*Collected data:*
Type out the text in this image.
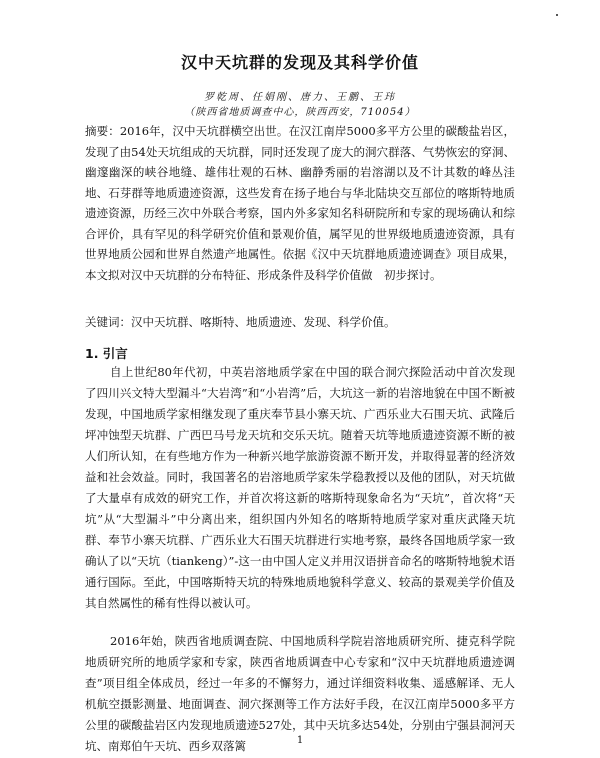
汉中天坑群的发现及其科学价值
罗乾周、任娟刚、唐力、王鹏、王玮
（陕西省地质调查中心，陕西西安，710054）
摘要：2016年，汉中天坑群横空出世。在汉江南岸5000多平方公里的碳酸盐岩区，发现了由54处天坑组成的天坑群，同时还发现了庞大的洞穴群落、气势恢宏的穿洞、幽邃幽深的峡谷地缝、雄伟壮观的石林、幽静秀丽的岩溶湖以及不计其数的峰丛洼地、石芽群等地质遗迹资源，这些发育在扬子地台与华北陆块交互部位的喀斯特地质遗迹资源，历经三次中外联合考察，国内外多家知名科研院所和专家的现场确认和综合评价，具有罕见的科学研究价值和景观价值，属罕见的世界级地质遗迹资源，具有世界地质公园和世界自然遗产地属性。依据《汉中天坑群地质遗迹调查》项目成果，本文拟对汉中天坑群的分布特征、形成条件及科学价值做　初步探讨。
关键词：汉中天坑群、喀斯特、地质遗迹、发现、科学价值。
1. 引言
自上世纪80年代初，中英岩溶地质学家在中国的联合洞穴探险活动中首次发现了四川兴文特大型漏斗“大岩湾”和“小岩湾”后，大坑这一新的岩溶地貌在中国不断被发现，中国地质学家相继发现了重庆奉节县小寨天坑、广西乐业大石围天坑、武隆后坪冲蚀型天坑群、广西巴马号龙天坑和交乐天坑。随着天坑等地质遗迹资源不断的被人们所认知，在有些地方作为一种新兴地学旅游资源不断开发，并取得显著的经济效益和社会效益。同时，我国著名的岩溶地质学家朱学稳教授以及他的团队，对天坑做了大量卓有成效的研究工作，并首次将这新的喀斯特现象命名为“天坑”，首次将“天坑”从“大型漏斗”中分离出来，组织国内外知名的喀斯特地质学家对重庆武隆天坑群、奉节小寨天坑群、广西乐业大石围天坑群进行实地考察，最终各国地质学家一致确认了以“天坑（tiankeng）”-这一由中国人定义并用汉语拼音命名的喀斯特地貌术语通行国际。至此，中国喀斯特天坑的特殊地质地貌科学意义、较高的景观美学价值及其自然属性的稀有性得以被认可。
2016年始，陕西省地质调查院、中国地质科学院岩溶地质研究所、捷克科学院地质研究所的地质学家和专家，陕西省地质调查中心专家和“汉中天坑群地质遗迹调查”项目组全体成员，经过一年多的不懈努力，通过详细资料收集、遥感解译、无人机航空摄影测量、地面调查、洞穴探测等工作方法好手段，在汉江南岸5000多平方公里的碳酸盐岩区内发现地质遗迹527处，其中天坑多达54处，分别由宁强县洞河天坑、南郑伯午天坑、西乡双落篱	1
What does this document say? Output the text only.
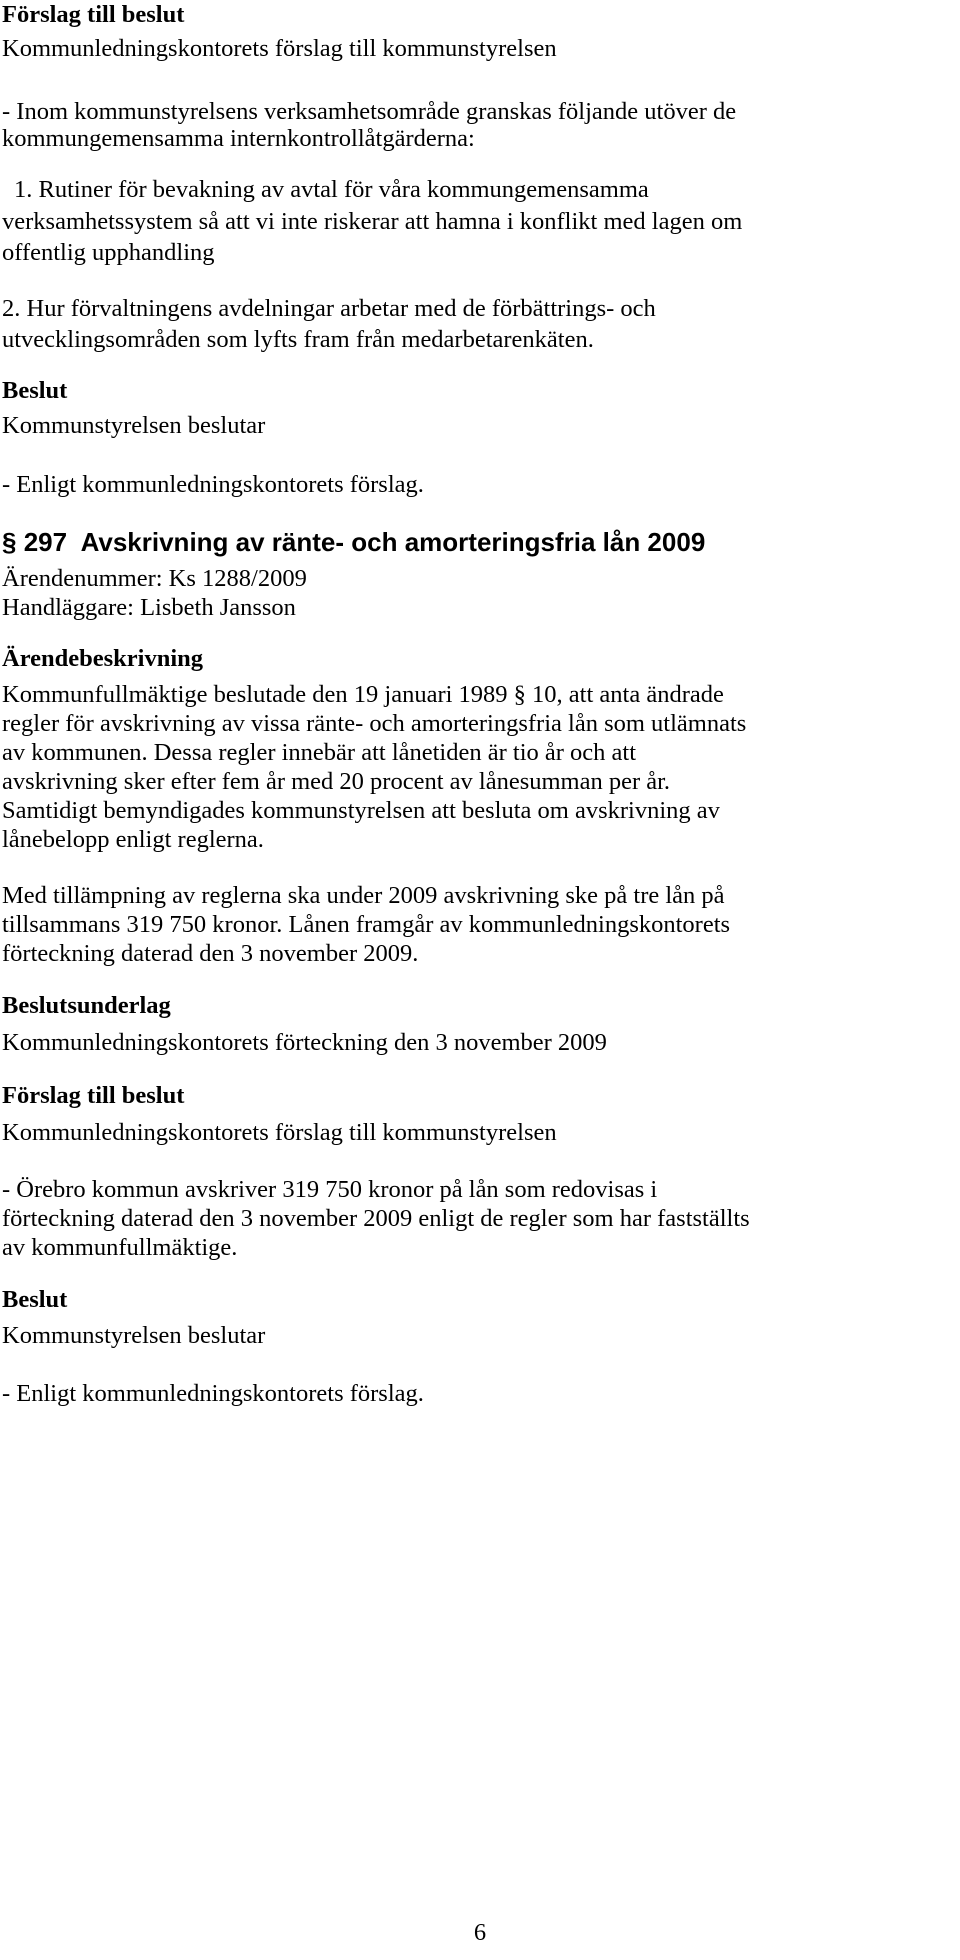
Förslag till beslut

Kommunledningskontorets förslag till kommunstyrelsen

- Inom kommunstyrelsens verksamhetsområde granskas följande utöver de

kommungemensamma internkontrollåtgärderna:

1. Rutiner för bevakning av avtal för våra kommungemensamma

verksamhetssystem så att vi inte riskerar att hamna i konflikt med lagen om

offentlig upphandling

2. Hur förvaltningens avdelningar arbetar med de förbättrings- och

utvecklingsområden som lyfts fram från medarbetarenkäten.

Beslut

Kommunstyrelsen beslutar

- Enligt kommunledningskontorets förslag.

§ 297  Avskrivning av ränte- och amorteringsfria lån 2009

Ärendenummer: Ks 1288/2009

Handläggare: Lisbeth Jansson

Ärendebeskrivning

Kommunfullmäktige beslutade den 19 januari 1989 § 10, att anta ändrade

regler för avskrivning av vissa ränte- och amorteringsfria lån som utlämnats

av kommunen. Dessa regler innebär att lånetiden är tio år och att

avskrivning sker efter fem år med 20 procent av lånesumman per år.

Samtidigt bemyndigades kommunstyrelsen att besluta om avskrivning av

lånebelopp enligt reglerna.

Med tillämpning av reglerna ska under 2009 avskrivning ske på tre lån på

tillsammans 319 750 kronor. Lånen framgår av kommunledningskontorets

förteckning daterad den 3 november 2009.

Beslutsunderlag

Kommunledningskontorets förteckning den 3 november 2009

Förslag till beslut

Kommunledningskontorets förslag till kommunstyrelsen

- Örebro kommun avskriver 319 750 kronor på lån som redovisas i

förteckning daterad den 3 november 2009 enligt de regler som har fastställts

av kommunfullmäktige.

Beslut

Kommunstyrelsen beslutar

- Enligt kommunledningskontorets förslag.

6
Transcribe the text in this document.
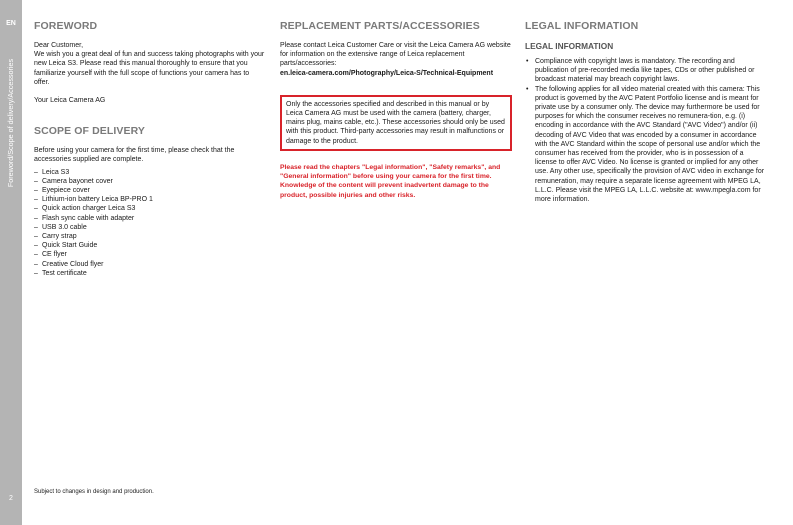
EN
Foreword/Scope of delivery/Accessories
2
FOREWORD

Dear Customer,

We wish you a great deal of fun and success taking photographs with your new Leica S3. Please read this manual thoroughly to ensure that you familiarize yourself with the full scope of functions your camera has to offer.

Your Leica Camera AG

SCOPE OF DELIVERY

Before using your camera for the first time, please check that the accessories supplied are complete.

– Leica S3
– Camera bayonet cover
– Eyepiece cover
– Lithium-ion battery Leica BP-PRO 1
– Quick action charger Leica S3
– Flash sync cable with adapter
– USB 3.0 cable
– Carry strap
– Quick Start Guide
– CE flyer
– Creative Cloud flyer
– Test certificate
REPLACEMENT PARTS/ACCESSORIES

Please contact Leica Customer Care or visit the Leica Camera AG website for information on the extensive range of Leica replacement parts/accessories:

en.leica-camera.com/Photography/Leica-S/Technical-Equipment

Only the accessories specified and described in this manual or by Leica Camera AG must be used with the camera (battery, charger, mains plug, mains cable, etc.). These accessories should only be used with this product. Third-party accessories may result in malfunctions or damage to the product.

Please read the chapters "Legal information", "Safety remarks", and "General information" before using your camera for the first time. Knowledge of the content will prevent inadvertent damage to the product, possible injuries and other risks.

LEGAL INFORMATION
LEGAL INFORMATION
• Compliance with copyright laws is mandatory. The recording and publication of pre-recorded media like tapes, CDs or other published or broadcast material may breach copyright laws.
• The following applies for all video material created with this camera: This product is governed by the AVC Patent Portfolio license and is meant for private use by a consumer only. The device may furthermore be used for purposes for which the consumer receives no remunera-tion, e.g. (i) encoding in accordance with the AVC Standard ("AVC Video") and/or (ii) decoding of AVC Video that was encoded by a consumer in accordance with the AVC Standard within the scope of personal use and/or which the consumer has received from the provider, who is in possession of a license to offer AVC Video. No license is granted or implied for any other use. Any other use, specifically the provision of AVC video in exchange for remuneration, may require a separate license agreement with MPEG LA, L.L.C. Please visit the MPEG LA, L.L.C. website at: www.mpegla.com for more information.
Subject to changes in design and production.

*REQUIRED WORK:* Go through the listing above and pull out each line containing the word "kommungemensamma".

*EXERCISE RESULT:*
kommungemensamma internkontrollåtgärderna:
1. Rutiner för bevakning av avtal för våra kommungemensamma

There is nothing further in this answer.